» Exercise directions
Your copy of the material must match it exactly, except that pictures are dropped.

* Start Records for processing *

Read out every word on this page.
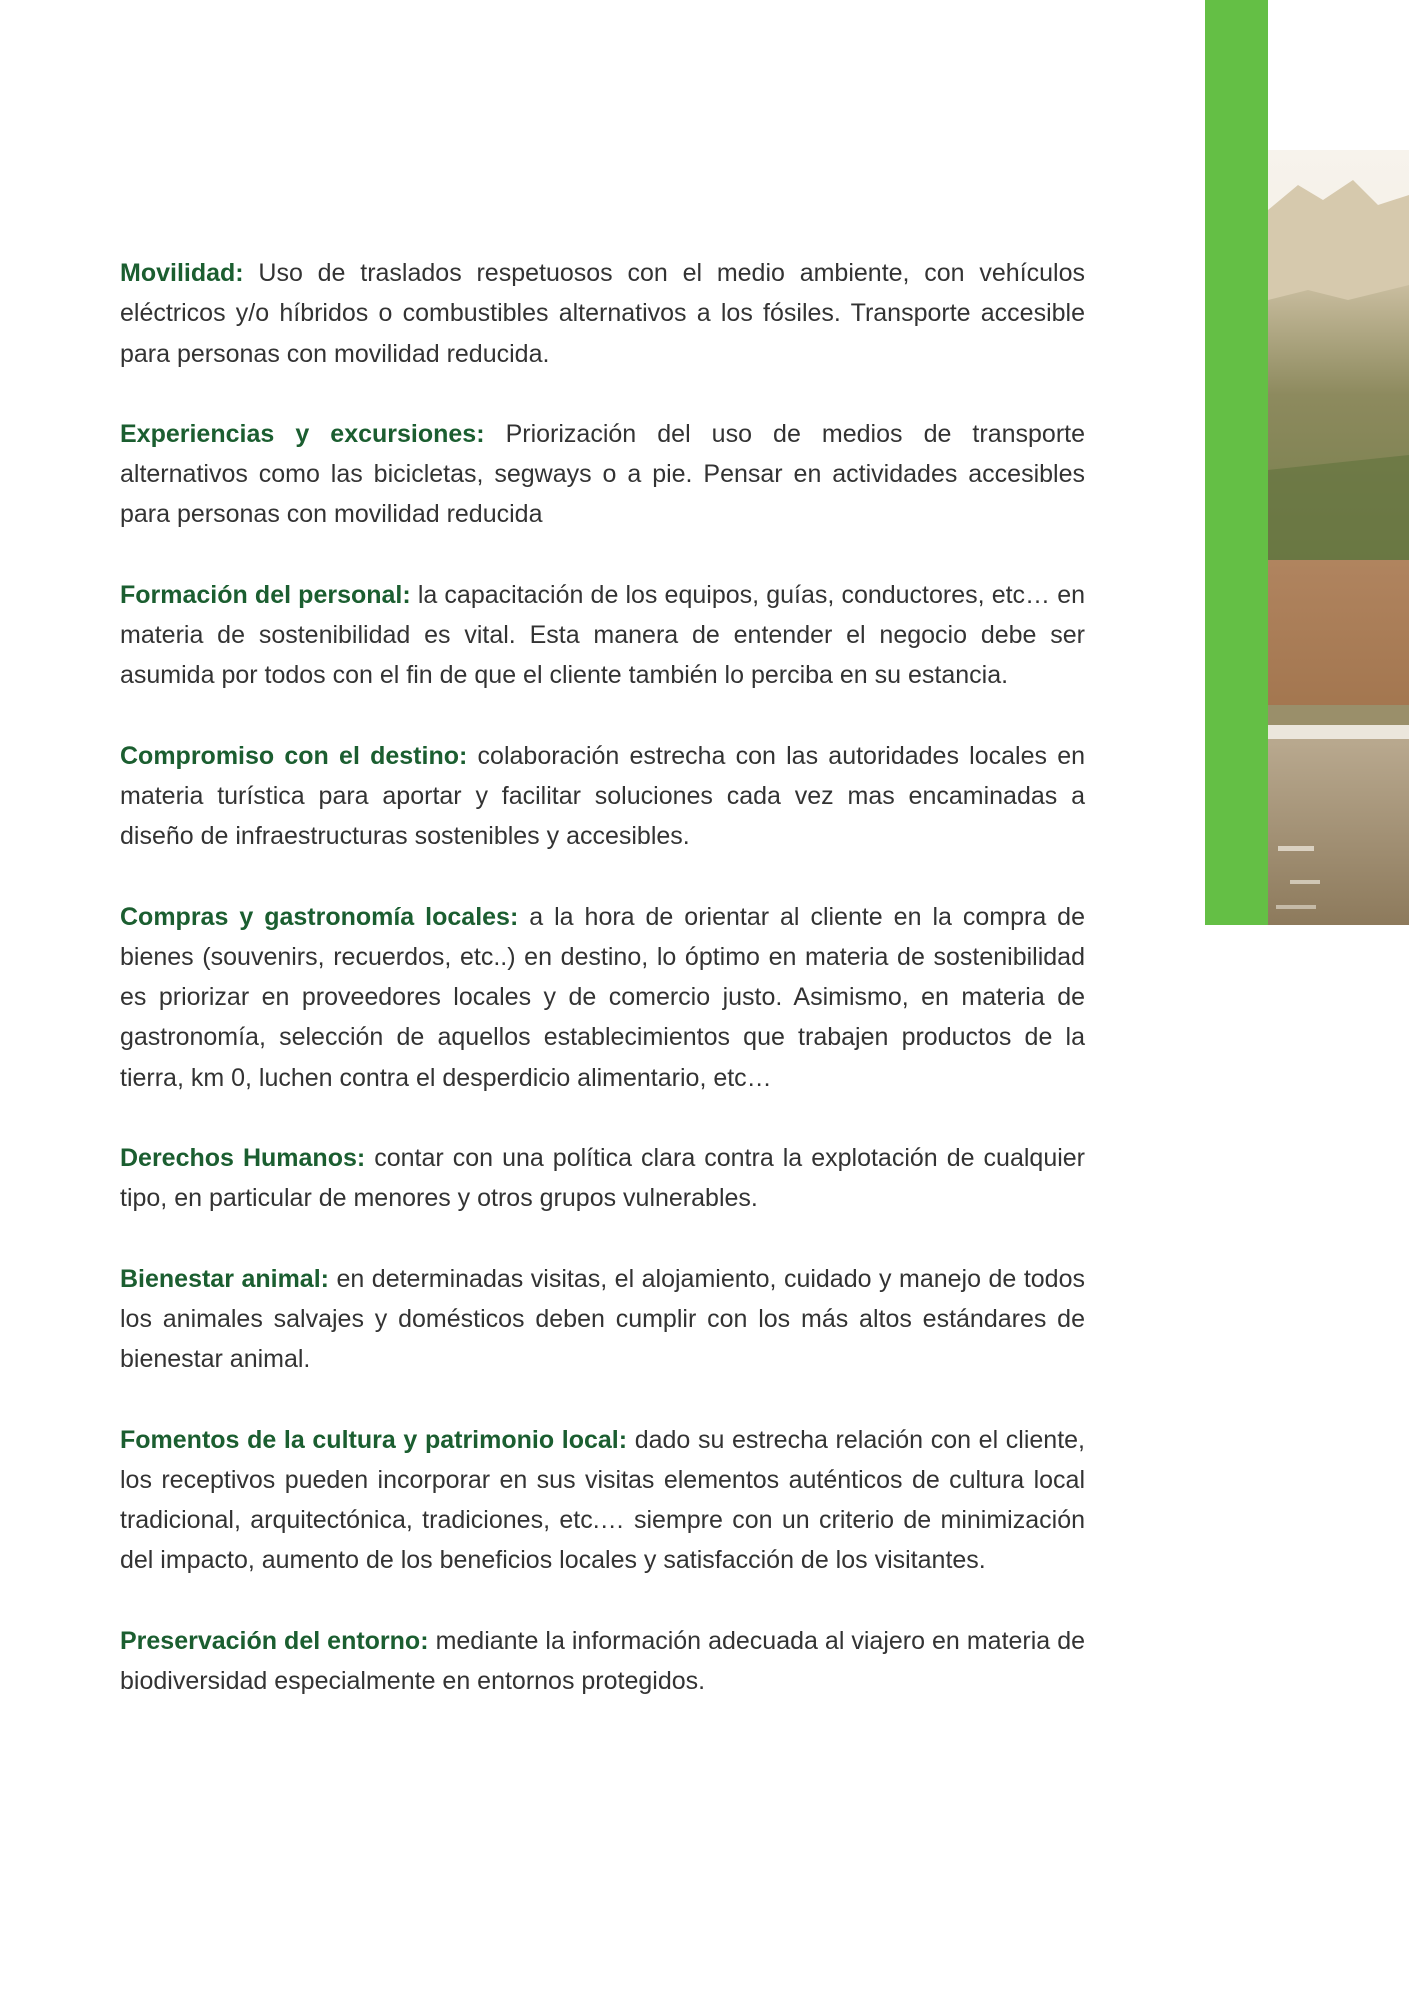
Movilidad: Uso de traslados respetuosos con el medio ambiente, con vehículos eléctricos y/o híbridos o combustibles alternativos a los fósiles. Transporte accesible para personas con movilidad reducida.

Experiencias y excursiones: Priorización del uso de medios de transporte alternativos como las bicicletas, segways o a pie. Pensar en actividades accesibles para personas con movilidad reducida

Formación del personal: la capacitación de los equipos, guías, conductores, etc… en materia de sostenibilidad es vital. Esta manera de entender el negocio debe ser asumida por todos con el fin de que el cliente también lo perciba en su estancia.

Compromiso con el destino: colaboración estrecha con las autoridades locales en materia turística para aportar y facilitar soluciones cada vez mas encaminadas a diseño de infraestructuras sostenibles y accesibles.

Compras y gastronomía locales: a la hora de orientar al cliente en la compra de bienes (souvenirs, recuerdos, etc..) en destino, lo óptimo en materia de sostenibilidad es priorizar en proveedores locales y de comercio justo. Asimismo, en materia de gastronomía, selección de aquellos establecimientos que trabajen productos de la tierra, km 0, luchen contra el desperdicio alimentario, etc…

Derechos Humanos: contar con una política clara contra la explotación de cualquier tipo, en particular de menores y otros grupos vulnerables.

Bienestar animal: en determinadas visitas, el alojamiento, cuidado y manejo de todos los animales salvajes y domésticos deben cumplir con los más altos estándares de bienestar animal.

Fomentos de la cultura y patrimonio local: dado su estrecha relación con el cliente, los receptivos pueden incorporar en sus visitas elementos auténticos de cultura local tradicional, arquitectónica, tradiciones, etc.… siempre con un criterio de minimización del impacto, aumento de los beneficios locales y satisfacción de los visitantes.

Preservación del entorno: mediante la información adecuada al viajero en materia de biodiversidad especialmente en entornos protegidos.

* End Records for processing *

» Answer to this exercise
Read out every word on this page.
Movilidad: Uso de traslados respetuosos con el medio ambiente, con vehículos eléctricos y/o híbridos o combustibles alternativos a los fósiles. Transporte accesible para personas con movilidad reducida.

Experiencias y excursiones: Priorización del uso de medios de transporte alternativos como las bicicletas, segways o a pie. Pensar en actividades accesibles para personas con movilidad reducida

Formación del personal: la capacitación de los equipos, guías, conductores, etc… en materia de sostenibilidad es vital. Esta manera de entender el negocio debe ser asumida por todos con el fin de que el cliente también lo perciba en su estancia.

Compromiso con el destino: colaboración estrecha con las autoridades locales en materia turística para aportar y facilitar soluciones cada vez mas encaminadas a diseño de infraestructuras sostenibles y accesibles.

Compras y gastronomía locales: a la hora de orientar al cliente en la compra de bienes (souvenirs, recuerdos, etc..) en destino, lo óptimo en materia de sostenibilidad es priorizar en proveedores locales y de comercio justo. Asimismo, en materia de gastronomía, selección de aquellos establecimientos que trabajen productos de la tierra, km 0, luchen contra el desperdicio alimentario, etc…

Derechos Humanos: contar con una política clara contra la explotación de cualquier tipo, en particular de menores y otros grupos vulnerables.

Bienestar animal: en determinadas visitas, el alojamiento, cuidado y manejo de todos los animales salvajes y domésticos deben cumplir con los más altos estándares de bienestar animal.

Fomentos de la cultura y patrimonio local: dado su estrecha relación con el cliente, los receptivos pueden incorporar en sus visitas elementos auténticos de cultura local tradicional, arquitectónica, tradiciones, etc.… siempre con un criterio de minimización del impacto, aumento de los beneficios locales y satisfacción de los visitantes.

Preservación del entorno: mediante la información adecuada al viajero en materia de biodiversidad especialmente en entornos protegidos.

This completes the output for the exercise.